⟨

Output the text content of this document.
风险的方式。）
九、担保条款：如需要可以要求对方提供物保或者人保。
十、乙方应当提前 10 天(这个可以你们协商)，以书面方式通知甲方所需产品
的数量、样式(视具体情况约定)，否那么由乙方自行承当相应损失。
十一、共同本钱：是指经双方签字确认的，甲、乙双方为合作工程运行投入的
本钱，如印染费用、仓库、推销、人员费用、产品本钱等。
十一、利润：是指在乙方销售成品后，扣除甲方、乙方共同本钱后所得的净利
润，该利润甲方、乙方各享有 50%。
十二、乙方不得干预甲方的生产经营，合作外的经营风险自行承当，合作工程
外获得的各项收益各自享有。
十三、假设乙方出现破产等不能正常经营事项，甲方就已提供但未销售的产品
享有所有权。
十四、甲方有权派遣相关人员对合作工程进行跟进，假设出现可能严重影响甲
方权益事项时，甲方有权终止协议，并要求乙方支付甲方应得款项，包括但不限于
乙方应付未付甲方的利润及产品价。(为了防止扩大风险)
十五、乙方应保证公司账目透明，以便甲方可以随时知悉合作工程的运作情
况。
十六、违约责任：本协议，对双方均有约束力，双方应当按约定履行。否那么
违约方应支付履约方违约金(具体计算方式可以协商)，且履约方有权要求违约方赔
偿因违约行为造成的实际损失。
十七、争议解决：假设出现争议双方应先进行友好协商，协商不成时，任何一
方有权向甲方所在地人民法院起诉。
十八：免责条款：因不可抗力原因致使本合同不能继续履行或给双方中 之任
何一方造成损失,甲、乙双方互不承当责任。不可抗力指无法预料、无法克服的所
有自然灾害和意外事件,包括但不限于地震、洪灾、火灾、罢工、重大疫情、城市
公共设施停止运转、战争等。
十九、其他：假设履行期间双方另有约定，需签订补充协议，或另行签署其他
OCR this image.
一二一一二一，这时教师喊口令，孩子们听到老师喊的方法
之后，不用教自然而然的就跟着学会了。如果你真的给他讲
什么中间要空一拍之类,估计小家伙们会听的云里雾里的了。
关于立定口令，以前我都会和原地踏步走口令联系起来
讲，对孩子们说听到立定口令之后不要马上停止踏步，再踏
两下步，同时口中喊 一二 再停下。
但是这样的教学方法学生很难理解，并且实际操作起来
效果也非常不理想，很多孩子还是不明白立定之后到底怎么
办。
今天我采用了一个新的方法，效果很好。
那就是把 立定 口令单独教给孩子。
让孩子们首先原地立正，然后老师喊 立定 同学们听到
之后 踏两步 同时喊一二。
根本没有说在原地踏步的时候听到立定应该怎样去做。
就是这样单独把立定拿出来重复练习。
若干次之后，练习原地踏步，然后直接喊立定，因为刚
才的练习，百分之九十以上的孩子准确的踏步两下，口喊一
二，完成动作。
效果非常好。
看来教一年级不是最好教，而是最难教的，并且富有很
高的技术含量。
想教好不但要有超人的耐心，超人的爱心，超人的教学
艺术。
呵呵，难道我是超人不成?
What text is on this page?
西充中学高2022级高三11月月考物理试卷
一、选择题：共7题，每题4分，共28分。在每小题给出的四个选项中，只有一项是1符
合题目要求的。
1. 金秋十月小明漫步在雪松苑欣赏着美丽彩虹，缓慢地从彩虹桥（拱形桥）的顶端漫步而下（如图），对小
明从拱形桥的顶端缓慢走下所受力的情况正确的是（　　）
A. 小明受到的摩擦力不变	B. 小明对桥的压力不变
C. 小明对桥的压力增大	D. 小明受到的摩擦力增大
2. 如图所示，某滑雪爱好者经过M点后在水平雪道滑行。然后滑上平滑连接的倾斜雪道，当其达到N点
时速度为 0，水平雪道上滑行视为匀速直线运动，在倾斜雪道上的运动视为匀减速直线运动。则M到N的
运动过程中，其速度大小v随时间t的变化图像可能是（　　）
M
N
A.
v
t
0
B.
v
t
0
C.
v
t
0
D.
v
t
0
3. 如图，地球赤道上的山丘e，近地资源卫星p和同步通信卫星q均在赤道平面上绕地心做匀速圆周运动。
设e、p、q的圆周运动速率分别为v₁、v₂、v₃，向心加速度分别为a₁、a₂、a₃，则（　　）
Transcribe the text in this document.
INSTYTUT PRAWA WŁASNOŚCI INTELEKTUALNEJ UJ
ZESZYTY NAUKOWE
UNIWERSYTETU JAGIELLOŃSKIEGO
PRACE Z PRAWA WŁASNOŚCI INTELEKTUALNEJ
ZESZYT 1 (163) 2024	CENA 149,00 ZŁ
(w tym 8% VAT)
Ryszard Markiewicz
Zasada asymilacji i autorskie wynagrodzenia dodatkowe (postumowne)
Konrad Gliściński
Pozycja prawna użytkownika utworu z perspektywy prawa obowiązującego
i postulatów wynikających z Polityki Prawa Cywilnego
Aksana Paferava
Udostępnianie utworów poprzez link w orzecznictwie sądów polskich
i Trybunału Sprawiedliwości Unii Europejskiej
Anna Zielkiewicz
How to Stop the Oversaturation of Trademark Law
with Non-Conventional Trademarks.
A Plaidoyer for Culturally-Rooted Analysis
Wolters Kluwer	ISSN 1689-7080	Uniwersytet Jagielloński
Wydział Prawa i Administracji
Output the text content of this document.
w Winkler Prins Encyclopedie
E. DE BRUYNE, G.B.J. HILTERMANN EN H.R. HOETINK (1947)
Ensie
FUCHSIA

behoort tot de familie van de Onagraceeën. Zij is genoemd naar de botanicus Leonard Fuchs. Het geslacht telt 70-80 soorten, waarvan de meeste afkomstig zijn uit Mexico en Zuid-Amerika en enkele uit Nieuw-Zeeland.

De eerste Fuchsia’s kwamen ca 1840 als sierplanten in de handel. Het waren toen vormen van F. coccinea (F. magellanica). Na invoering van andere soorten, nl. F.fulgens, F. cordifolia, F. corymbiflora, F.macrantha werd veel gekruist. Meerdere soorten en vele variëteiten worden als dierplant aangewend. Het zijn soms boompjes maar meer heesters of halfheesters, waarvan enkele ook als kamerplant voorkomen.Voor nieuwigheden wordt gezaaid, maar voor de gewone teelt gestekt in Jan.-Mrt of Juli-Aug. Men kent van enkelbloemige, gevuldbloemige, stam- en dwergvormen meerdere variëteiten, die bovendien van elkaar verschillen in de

⟩

Short exercise:
Search the data above for the word "this", then gather each line in which it appears.

Output of the exercise:
Output the text content of this document.
OCR this image.
What text is on this page?
Transcribe the text in this document.
Output the text content of this document.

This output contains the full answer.